But research regarding the 8 guns was done covered in "Most Dangerous Enemy" by Stephen Bungay an absolutely fantastic book about the BoB and one I strongly recommend.


Chapter 5 "The Fighters"

Direct research was done by one Squadron Leader Ralph Sorley in 1933 who was posted to the Operational Requirements Branch at the Air Ministery.

"His starting point was his own experience:

"Like so many others, I had spent many years trying to hit targets with one, two, or even four machine guns, an dI confess with singularly poor results......I guessed that if one could hold the sight on for longer than two seconds, that was better than average. We w3ere now going to have to hold it on at appreciably higher speeds so the average sight might be even less than 2 seconds."

.........

" By dint of much blotting paper, arithmetic and burning of midnight oil, I reached the answer of 8 guns as being the number required to give a lethal dose in 2 seconds of fire...."

All this "..implied the need for a flying gun-platform quite unlike the design of any aeroplane then in service.

.....
Aware of the implications [on fighter design] of his theory, Sorley kept it quiet until he had tested it in practice.....

..he got a hold of an old aircraft and set it up on a firing range. He fired at it with eight guns from a range of 400 yards and cut through the structure in so many vulnerable places that it was clear that two seconds were indeed lethal.

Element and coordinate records
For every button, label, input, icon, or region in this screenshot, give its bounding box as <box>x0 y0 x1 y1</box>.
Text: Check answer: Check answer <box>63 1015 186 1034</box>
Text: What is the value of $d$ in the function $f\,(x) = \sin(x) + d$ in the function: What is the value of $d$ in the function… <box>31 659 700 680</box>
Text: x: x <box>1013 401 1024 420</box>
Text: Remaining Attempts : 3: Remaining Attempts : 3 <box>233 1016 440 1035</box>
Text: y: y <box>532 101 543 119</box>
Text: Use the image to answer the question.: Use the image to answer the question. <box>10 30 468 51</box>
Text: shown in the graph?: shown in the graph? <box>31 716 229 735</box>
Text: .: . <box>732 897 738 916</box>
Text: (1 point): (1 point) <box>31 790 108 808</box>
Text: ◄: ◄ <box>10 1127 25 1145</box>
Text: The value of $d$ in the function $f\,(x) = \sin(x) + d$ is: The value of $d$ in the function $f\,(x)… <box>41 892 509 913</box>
==
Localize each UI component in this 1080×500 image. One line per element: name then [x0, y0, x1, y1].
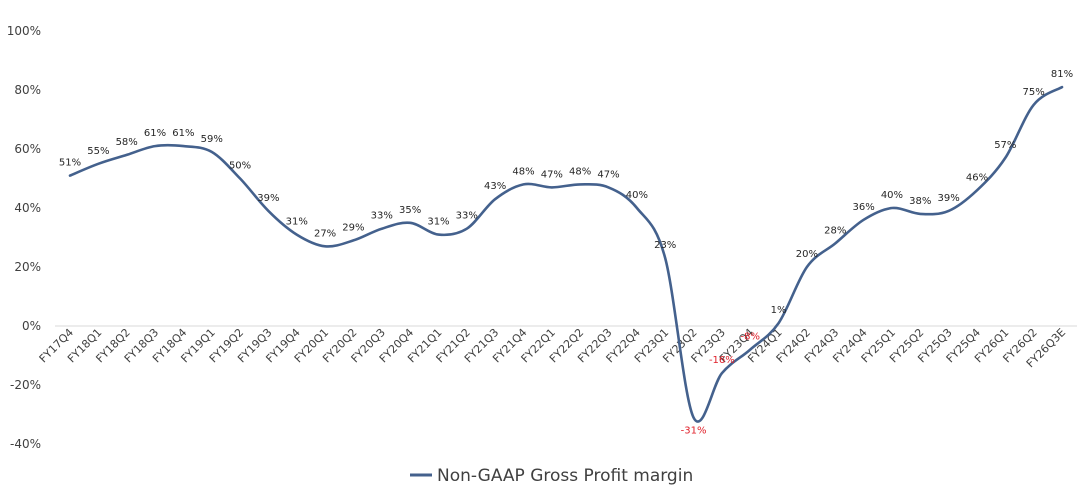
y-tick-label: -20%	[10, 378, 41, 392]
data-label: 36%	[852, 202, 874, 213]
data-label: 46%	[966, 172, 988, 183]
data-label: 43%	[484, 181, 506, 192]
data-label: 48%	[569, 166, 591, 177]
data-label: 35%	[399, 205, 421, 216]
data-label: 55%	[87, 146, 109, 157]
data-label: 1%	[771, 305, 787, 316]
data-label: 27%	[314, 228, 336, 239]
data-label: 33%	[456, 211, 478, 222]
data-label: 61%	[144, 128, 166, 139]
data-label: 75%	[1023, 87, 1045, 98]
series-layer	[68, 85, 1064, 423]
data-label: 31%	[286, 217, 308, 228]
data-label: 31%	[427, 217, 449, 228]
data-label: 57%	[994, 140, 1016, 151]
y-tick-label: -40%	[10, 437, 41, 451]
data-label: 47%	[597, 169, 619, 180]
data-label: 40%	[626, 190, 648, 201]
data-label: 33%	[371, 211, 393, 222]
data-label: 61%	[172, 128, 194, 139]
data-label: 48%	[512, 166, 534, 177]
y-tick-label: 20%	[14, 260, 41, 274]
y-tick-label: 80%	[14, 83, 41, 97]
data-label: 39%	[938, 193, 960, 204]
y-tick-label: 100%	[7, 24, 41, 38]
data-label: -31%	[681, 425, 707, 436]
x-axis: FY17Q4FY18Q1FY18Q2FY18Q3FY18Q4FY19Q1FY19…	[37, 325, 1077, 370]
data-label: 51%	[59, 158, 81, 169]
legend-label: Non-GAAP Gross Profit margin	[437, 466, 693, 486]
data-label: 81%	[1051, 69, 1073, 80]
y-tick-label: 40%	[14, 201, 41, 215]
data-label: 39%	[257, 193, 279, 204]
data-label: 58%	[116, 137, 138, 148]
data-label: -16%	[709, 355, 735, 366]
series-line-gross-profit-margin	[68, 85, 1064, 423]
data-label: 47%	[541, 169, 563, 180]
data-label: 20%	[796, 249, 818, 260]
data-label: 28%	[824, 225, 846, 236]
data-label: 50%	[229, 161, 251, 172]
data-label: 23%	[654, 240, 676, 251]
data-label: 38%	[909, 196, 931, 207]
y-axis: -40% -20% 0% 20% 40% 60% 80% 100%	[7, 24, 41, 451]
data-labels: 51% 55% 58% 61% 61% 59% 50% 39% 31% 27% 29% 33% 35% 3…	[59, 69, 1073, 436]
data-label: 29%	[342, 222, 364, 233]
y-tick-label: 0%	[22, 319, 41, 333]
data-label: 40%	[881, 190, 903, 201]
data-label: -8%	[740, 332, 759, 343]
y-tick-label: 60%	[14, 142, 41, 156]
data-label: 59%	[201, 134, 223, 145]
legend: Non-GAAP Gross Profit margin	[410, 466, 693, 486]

§ **To do**
a) List the three things Sorley credits in the eight-gun excerpt for reaching his answer of eight guns.
b) In the eight-gun excerpt, from what range did Sorley fire at the old aircraft?
c) Copy the eight-gun excerpt from "But research regarding" up to and including "I strongly recommend.".

§ **Task answers**
a) blotting paper, arithmetic, burning of midnight oil

b) 400 yards

c)
But research regarding the 8 guns was done covered in "Most Dangerous Enemy" by Stephen Bungay an absolutely fantastic book about the BoB and one I strongly recommend.